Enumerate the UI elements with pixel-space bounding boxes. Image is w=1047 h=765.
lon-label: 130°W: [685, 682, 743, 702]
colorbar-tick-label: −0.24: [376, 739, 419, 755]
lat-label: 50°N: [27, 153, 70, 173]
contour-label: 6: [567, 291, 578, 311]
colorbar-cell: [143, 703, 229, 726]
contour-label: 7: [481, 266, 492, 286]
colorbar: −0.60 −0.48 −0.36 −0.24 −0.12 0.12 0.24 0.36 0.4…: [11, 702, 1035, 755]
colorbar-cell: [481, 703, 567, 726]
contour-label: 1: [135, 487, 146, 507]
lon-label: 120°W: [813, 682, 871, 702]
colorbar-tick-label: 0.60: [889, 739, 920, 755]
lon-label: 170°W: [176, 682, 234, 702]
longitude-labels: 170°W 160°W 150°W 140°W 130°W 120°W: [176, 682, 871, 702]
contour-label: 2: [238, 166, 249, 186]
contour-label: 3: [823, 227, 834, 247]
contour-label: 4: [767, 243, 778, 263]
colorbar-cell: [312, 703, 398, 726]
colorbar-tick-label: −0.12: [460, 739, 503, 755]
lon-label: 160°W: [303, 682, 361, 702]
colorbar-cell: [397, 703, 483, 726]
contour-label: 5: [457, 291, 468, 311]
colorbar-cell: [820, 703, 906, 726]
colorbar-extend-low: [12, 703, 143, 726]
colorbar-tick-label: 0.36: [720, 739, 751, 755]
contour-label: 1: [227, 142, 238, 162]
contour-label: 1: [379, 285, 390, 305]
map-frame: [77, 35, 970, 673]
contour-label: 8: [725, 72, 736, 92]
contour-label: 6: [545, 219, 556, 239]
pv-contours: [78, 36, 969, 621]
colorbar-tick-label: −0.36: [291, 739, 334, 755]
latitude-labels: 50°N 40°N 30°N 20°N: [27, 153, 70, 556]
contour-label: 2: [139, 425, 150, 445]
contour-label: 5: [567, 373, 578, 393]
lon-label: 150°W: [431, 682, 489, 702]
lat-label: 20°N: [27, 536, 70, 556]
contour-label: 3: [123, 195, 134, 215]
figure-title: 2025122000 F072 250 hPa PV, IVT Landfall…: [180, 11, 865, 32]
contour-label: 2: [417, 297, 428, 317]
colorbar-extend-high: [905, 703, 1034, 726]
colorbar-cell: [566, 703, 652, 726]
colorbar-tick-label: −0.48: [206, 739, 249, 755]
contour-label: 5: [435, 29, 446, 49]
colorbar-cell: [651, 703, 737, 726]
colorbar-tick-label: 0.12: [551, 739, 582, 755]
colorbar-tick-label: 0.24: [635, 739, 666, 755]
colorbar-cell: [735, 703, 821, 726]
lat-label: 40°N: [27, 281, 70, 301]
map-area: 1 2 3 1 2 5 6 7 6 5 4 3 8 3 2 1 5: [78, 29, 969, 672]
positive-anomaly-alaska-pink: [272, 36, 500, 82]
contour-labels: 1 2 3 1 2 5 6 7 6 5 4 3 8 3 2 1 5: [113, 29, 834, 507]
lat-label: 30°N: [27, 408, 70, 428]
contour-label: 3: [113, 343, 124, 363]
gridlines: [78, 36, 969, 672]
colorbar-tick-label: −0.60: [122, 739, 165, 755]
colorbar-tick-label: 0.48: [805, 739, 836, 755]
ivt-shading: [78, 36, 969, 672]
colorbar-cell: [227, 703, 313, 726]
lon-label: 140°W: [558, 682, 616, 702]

* * * *

> **Aim of the exercise**: Reproduce every line of the entries above, substituting "longitude-label" for each occurrence of "lon-label" and leaving everything else unaltered.

> **Solution to this problem**:
Enumerate the UI elements with pixel-space bounding boxes. Image is w=1047 h=765.
longitude-label: 130°W: [685, 682, 743, 702]
colorbar-tick-label: −0.24: [376, 739, 419, 755]
lat-label: 50°N: [27, 153, 70, 173]
contour-label: 6: [567, 291, 578, 311]
colorbar-cell: [143, 703, 229, 726]
contour-label: 7: [481, 266, 492, 286]
colorbar: −0.60 −0.48 −0.36 −0.24 −0.12 0.12 0.24 0.36 0.4…: [11, 702, 1035, 755]
colorbar-cell: [481, 703, 567, 726]
contour-label: 1: [135, 487, 146, 507]
longitude-label: 120°W: [813, 682, 871, 702]
colorbar-tick-label: 0.60: [889, 739, 920, 755]
longitude-label: 170°W: [176, 682, 234, 702]
longitude-labels: 170°W 160°W 150°W 140°W 130°W 120°W: [176, 682, 871, 702]
contour-label: 2: [238, 166, 249, 186]
contour-label: 3: [823, 227, 834, 247]
contour-label: 4: [767, 243, 778, 263]
colorbar-cell: [312, 703, 398, 726]
colorbar-tick-label: −0.12: [460, 739, 503, 755]
longitude-label: 160°W: [303, 682, 361, 702]
colorbar-cell: [397, 703, 483, 726]
contour-label: 5: [457, 291, 468, 311]
colorbar-cell: [820, 703, 906, 726]
colorbar-extend-low: [12, 703, 143, 726]
colorbar-tick-label: 0.36: [720, 739, 751, 755]
contour-label: 1: [227, 142, 238, 162]
contour-label: 1: [379, 285, 390, 305]
map-frame: [77, 35, 970, 673]
contour-label: 8: [725, 72, 736, 92]
contour-label: 6: [545, 219, 556, 239]
pv-contours: [78, 36, 969, 621]
colorbar-tick-label: −0.36: [291, 739, 334, 755]
latitude-labels: 50°N 40°N 30°N 20°N: [27, 153, 70, 556]
contour-label: 2: [139, 425, 150, 445]
contour-label: 5: [567, 373, 578, 393]
longitude-label: 150°W: [431, 682, 489, 702]
lat-label: 20°N: [27, 536, 70, 556]
contour-label: 3: [123, 195, 134, 215]
figure-title: 2025122000 F072 250 hPa PV, IVT Landfall…: [180, 11, 865, 32]
contour-label: 2: [417, 297, 428, 317]
colorbar-extend-high: [905, 703, 1034, 726]
colorbar-cell: [566, 703, 652, 726]
colorbar-tick-label: −0.48: [206, 739, 249, 755]
contour-label: 5: [435, 29, 446, 49]
colorbar-cell: [651, 703, 737, 726]
colorbar-tick-label: 0.12: [551, 739, 582, 755]
colorbar-tick-label: 0.24: [635, 739, 666, 755]
colorbar-cell: [735, 703, 821, 726]
lat-label: 40°N: [27, 281, 70, 301]
map-area: 1 2 3 1 2 5 6 7 6 5 4 3 8 3 2 1 5: [78, 29, 969, 672]
positive-anomaly-alaska-pink: [272, 36, 500, 82]
contour-labels: 1 2 3 1 2 5 6 7 6 5 4 3 8 3 2 1 5: [113, 29, 834, 507]
lat-label: 30°N: [27, 408, 70, 428]
contour-label: 3: [113, 343, 124, 363]
gridlines: [78, 36, 969, 672]
colorbar-tick-label: −0.60: [122, 739, 165, 755]
colorbar-tick-label: 0.48: [805, 739, 836, 755]
ivt-shading: [78, 36, 969, 672]
colorbar-cell: [227, 703, 313, 726]
longitude-label: 140°W: [558, 682, 616, 702]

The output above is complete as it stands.